Drop every picture, then transcribe the remaining data exactly.

********************

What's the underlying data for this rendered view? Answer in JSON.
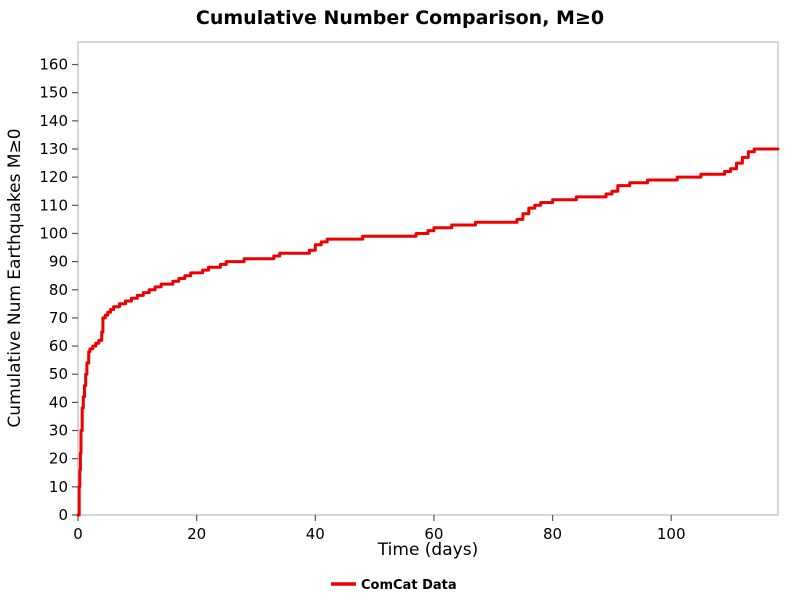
{
  "chart_data": {
    "type": "line",
    "title": "Cumulative Number Comparison, M≥0",
    "xlabel": "Time (days)",
    "ylabel": "Cumulative Num Earthquakes M≥0",
    "xlim": [
      0,
      118
    ],
    "ylim": [
      0,
      168
    ],
    "xticks": [
      0,
      20,
      40,
      60,
      80,
      100
    ],
    "yticks": [
      0,
      10,
      20,
      30,
      40,
      50,
      60,
      70,
      80,
      90,
      100,
      110,
      120,
      130,
      140,
      150,
      160
    ],
    "grid": false,
    "legend_position": "bottom-center",
    "series": [
      {
        "name": "ComCat Data",
        "color": "#ee0000",
        "step": true,
        "points": [
          [
            0,
            0
          ],
          [
            0.2,
            10
          ],
          [
            0.3,
            16
          ],
          [
            0.4,
            22
          ],
          [
            0.5,
            30
          ],
          [
            0.7,
            38
          ],
          [
            0.9,
            42
          ],
          [
            1.1,
            46
          ],
          [
            1.3,
            50
          ],
          [
            1.5,
            54
          ],
          [
            1.8,
            58
          ],
          [
            2.0,
            59
          ],
          [
            2.5,
            60
          ],
          [
            3.0,
            61
          ],
          [
            3.5,
            62
          ],
          [
            4.0,
            65
          ],
          [
            4.2,
            70
          ],
          [
            4.6,
            71
          ],
          [
            5.0,
            72
          ],
          [
            5.5,
            73
          ],
          [
            6.0,
            74
          ],
          [
            7.0,
            75
          ],
          [
            8.0,
            76
          ],
          [
            9.0,
            77
          ],
          [
            10,
            78
          ],
          [
            11,
            79
          ],
          [
            12,
            80
          ],
          [
            13,
            81
          ],
          [
            14,
            82
          ],
          [
            16,
            83
          ],
          [
            17,
            84
          ],
          [
            18,
            85
          ],
          [
            19,
            86
          ],
          [
            21,
            87
          ],
          [
            22,
            88
          ],
          [
            24,
            89
          ],
          [
            25,
            90
          ],
          [
            28,
            91
          ],
          [
            33,
            92
          ],
          [
            34,
            93
          ],
          [
            39,
            94
          ],
          [
            40,
            96
          ],
          [
            41,
            97
          ],
          [
            42,
            98
          ],
          [
            48,
            99
          ],
          [
            57,
            100
          ],
          [
            59,
            101
          ],
          [
            60,
            102
          ],
          [
            63,
            103
          ],
          [
            67,
            104
          ],
          [
            74,
            105
          ],
          [
            75,
            107
          ],
          [
            76,
            109
          ],
          [
            77,
            110
          ],
          [
            78,
            111
          ],
          [
            80,
            112
          ],
          [
            84,
            113
          ],
          [
            89,
            114
          ],
          [
            90,
            115
          ],
          [
            91,
            117
          ],
          [
            93,
            118
          ],
          [
            96,
            119
          ],
          [
            101,
            120
          ],
          [
            105,
            121
          ],
          [
            109,
            122
          ],
          [
            110,
            123
          ],
          [
            111,
            125
          ],
          [
            112,
            127
          ],
          [
            113,
            129
          ],
          [
            114,
            130
          ],
          [
            118,
            130
          ]
        ]
      }
    ]
  }
}
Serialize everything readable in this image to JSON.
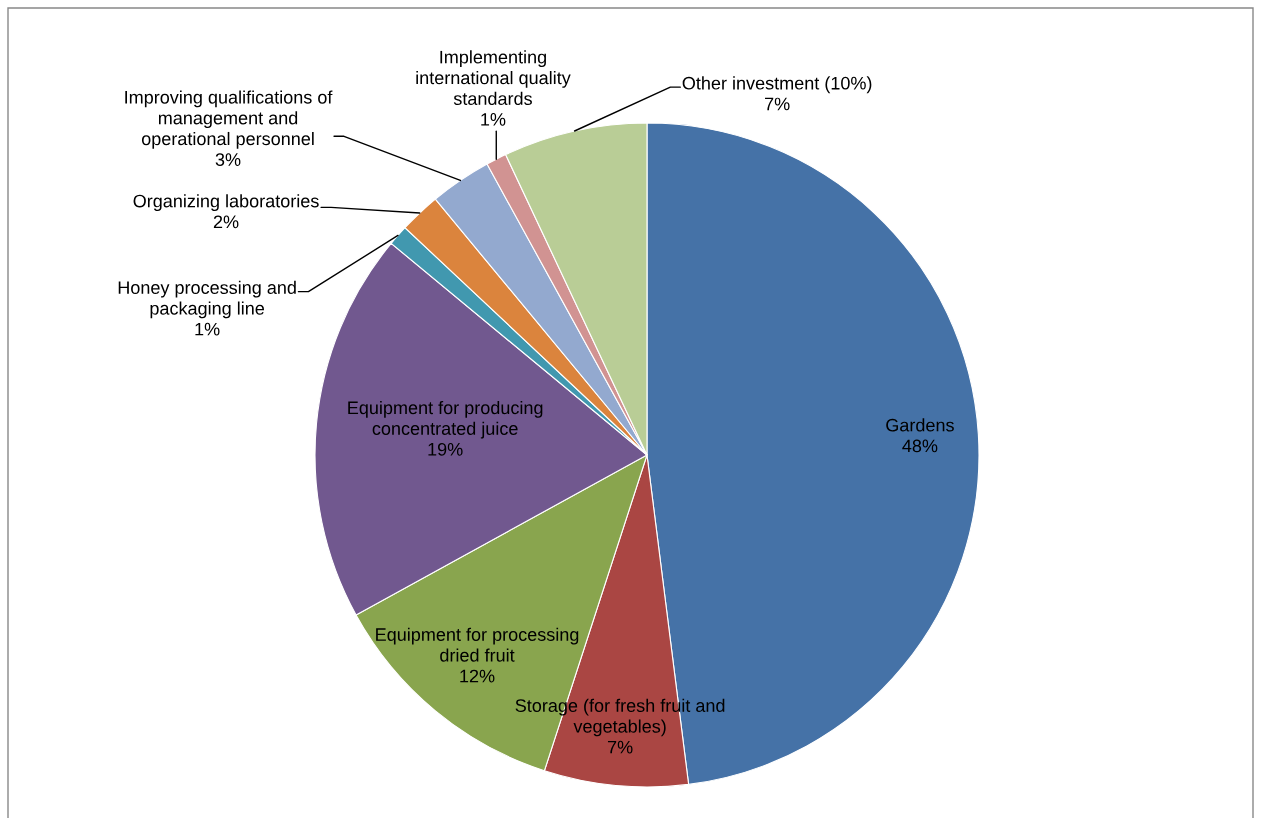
{
  "chart_data": {
    "type": "pie",
    "categories": [
      "Gardens",
      "Storage (for fresh fruit and\nvegetables)",
      "Equipment for processing\ndried fruit",
      "Equipment for producing\nconcentrated juice",
      "Honey processing and\npackaging line",
      "Organizing laboratories",
      "Improving qualifications of\nmanagement and\noperational personnel",
      "Implementing\ninternational quality\nstandards",
      "Other investment (10%)"
    ],
    "values": [
      48,
      7,
      12,
      19,
      1,
      2,
      3,
      1,
      7
    ],
    "value_labels": [
      "48%",
      "7%",
      "12%",
      "19%",
      "1%",
      "2%",
      "3%",
      "1%",
      "7%"
    ],
    "colors": [
      "#4572a7",
      "#aa4643",
      "#89a54e",
      "#71588f",
      "#4198af",
      "#db843d",
      "#93a9cf",
      "#d19392",
      "#b9cd96"
    ],
    "legend": false
  }
}
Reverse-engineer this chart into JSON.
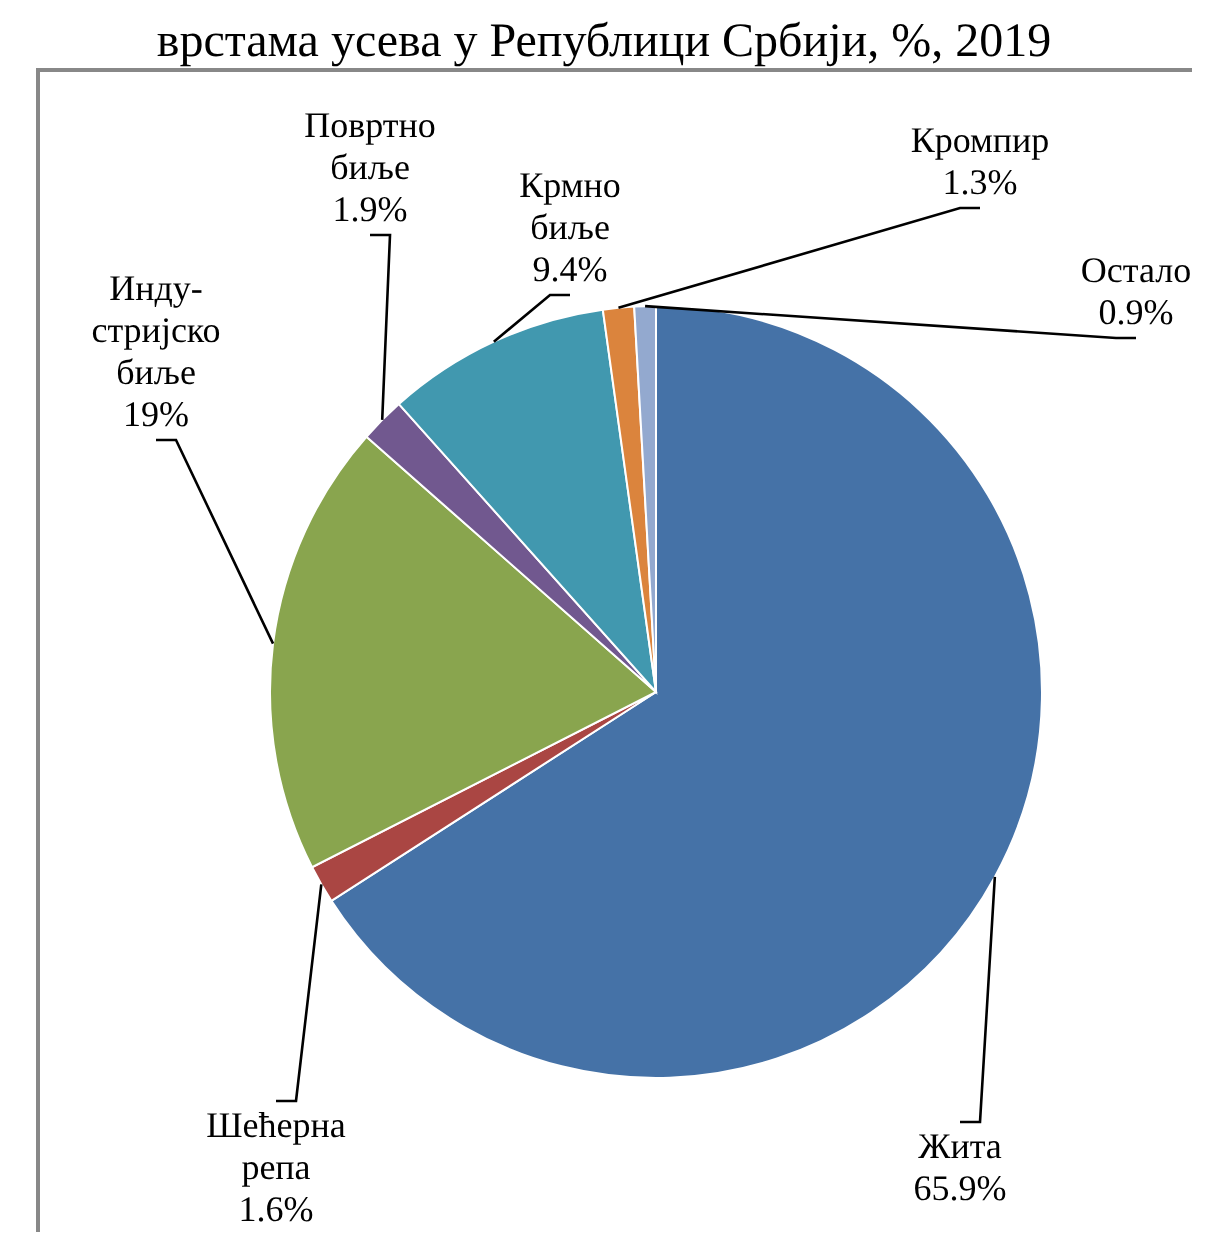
{
  "chart_data": {
    "type": "pie",
    "title": "врстама усева у Републици Србији, %, 2019",
    "categories": [
      "Жита",
      "Шећерна\nрепа",
      "Инду-\nстријско\nбиље",
      "Повртно\nбиље",
      "Крмно\nбиље",
      "Кромпир",
      "Остало"
    ],
    "values": [
      65.9,
      1.6,
      19,
      1.9,
      9.4,
      1.3,
      0.9
    ],
    "value_labels": [
      "65.9%",
      "1.6%",
      "19%",
      "1.9%",
      "9.4%",
      "1.3%",
      "0.9%"
    ],
    "colors": [
      "#4572a7",
      "#aa4643",
      "#89a54e",
      "#71588f",
      "#4198af",
      "#db843d",
      "#93a9cf"
    ],
    "legend": false
  }
}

********************

- _Task result_
What's the underlying data for this rendered view? Answer in JSON.
{
  "chart_data": {
    "type": "line",
    "title": "Cumulative Number Comparison, M≥0",
    "xlabel": "Time (days)",
    "ylabel": "Cumulative Num Earthquakes M≥0",
    "xlim": [
      0,
      118
    ],
    "ylim": [
      0,
      168
    ],
    "xticks": [
      0,
      20,
      40,
      60,
      80,
      100
    ],
    "yticks": [
      0,
      10,
      20,
      30,
      40,
      50,
      60,
      70,
      80,
      90,
      100,
      110,
      120,
      130,
      140,
      150,
      160
    ],
    "grid": false,
    "legend_position": "bottom-center",
    "series": [
      {
        "name": "ComCat Data",
        "color": "#ee0000",
        "step": true,
        "points": [
          [
            0,
            0
          ],
          [
            0.2,
            10
          ],
          [
            0.3,
            16
          ],
          [
            0.4,
            22
          ],
          [
            0.5,
            30
          ],
          [
            0.7,
            38
          ],
          [
            0.9,
            42
          ],
          [
            1.1,
            46
          ],
          [
            1.3,
            50
          ],
          [
            1.5,
            54
          ],
          [
            1.8,
            58
          ],
          [
            2.0,
            59
          ],
          [
            2.5,
            60
          ],
          [
            3.0,
            61
          ],
          [
            3.5,
            62
          ],
          [
            4.0,
            65
          ],
          [
            4.2,
            70
          ],
          [
            4.6,
            71
          ],
          [
            5.0,
            72
          ],
          [
            5.5,
            73
          ],
          [
            6.0,
            74
          ],
          [
            7.0,
            75
          ],
          [
            8.0,
            76
          ],
          [
            9.0,
            77
          ],
          [
            10,
            78
          ],
          [
            11,
            79
          ],
          [
            12,
            80
          ],
          [
            13,
            81
          ],
          [
            14,
            82
          ],
          [
            16,
            83
          ],
          [
            17,
            84
          ],
          [
            18,
            85
          ],
          [
            19,
            86
          ],
          [
            21,
            87
          ],
          [
            22,
            88
          ],
          [
            24,
            89
          ],
          [
            25,
            90
          ],
          [
            28,
            91
          ],
          [
            33,
            92
          ],
          [
            34,
            93
          ],
          [
            39,
            94
          ],
          [
            40,
            96
          ],
          [
            41,
            97
          ],
          [
            42,
            98
          ],
          [
            48,
            99
          ],
          [
            57,
            100
          ],
          [
            59,
            101
          ],
          [
            60,
            102
          ],
          [
            63,
            103
          ],
          [
            67,
            104
          ],
          [
            74,
            105
          ],
          [
            75,
            107
          ],
          [
            76,
            109
          ],
          [
            77,
            110
          ],
          [
            78,
            111
          ],
          [
            80,
            112
          ],
          [
            84,
            113
          ],
          [
            89,
            114
          ],
          [
            90,
            115
          ],
          [
            91,
            117
          ],
          [
            93,
            118
          ],
          [
            96,
            119
          ],
          [
            101,
            120
          ],
          [
            105,
            121
          ],
          [
            109,
            122
          ],
          [
            110,
            123
          ],
          [
            111,
            125
          ],
          [
            112,
            127
          ],
          [
            113,
            129
          ],
          [
            114,
            130
          ],
          [
            118,
            130
          ]
        ]
      }
    ]
  }
}
Serialize everything readable in this image to JSON.
{
  "chart_data": {
    "type": "pie",
    "categories": [
      "Gardens",
      "Storage (for fresh fruit and\nvegetables)",
      "Equipment for processing\ndried fruit",
      "Equipment for producing\nconcentrated juice",
      "Honey processing and\npackaging line",
      "Organizing laboratories",
      "Improving qualifications of\nmanagement and\noperational personnel",
      "Implementing\ninternational quality\nstandards",
      "Other investment (10%)"
    ],
    "values": [
      48,
      7,
      12,
      19,
      1,
      2,
      3,
      1,
      7
    ],
    "value_labels": [
      "48%",
      "7%",
      "12%",
      "19%",
      "1%",
      "2%",
      "3%",
      "1%",
      "7%"
    ],
    "colors": [
      "#4572a7",
      "#aa4643",
      "#89a54e",
      "#71588f",
      "#4198af",
      "#db843d",
      "#93a9cf",
      "#d19392",
      "#b9cd96"
    ],
    "legend": false
  }
}
Reverse-engineer this chart into JSON.
{
  "chart_data": {
    "type": "pie",
    "title": "врстама усева у Републици Србији, %, 2019",
    "categories": [
      "Жита",
      "Шећерна\nрепа",
      "Инду-\nстријско\nбиље",
      "Повртно\nбиље",
      "Крмно\nбиље",
      "Кромпир",
      "Остало"
    ],
    "values": [
      65.9,
      1.6,
      19,
      1.9,
      9.4,
      1.3,
      0.9
    ],
    "value_labels": [
      "65.9%",
      "1.6%",
      "19%",
      "1.9%",
      "9.4%",
      "1.3%",
      "0.9%"
    ],
    "colors": [
      "#4572a7",
      "#aa4643",
      "#89a54e",
      "#71588f",
      "#4198af",
      "#db843d",
      "#93a9cf"
    ],
    "legend": false
  }
}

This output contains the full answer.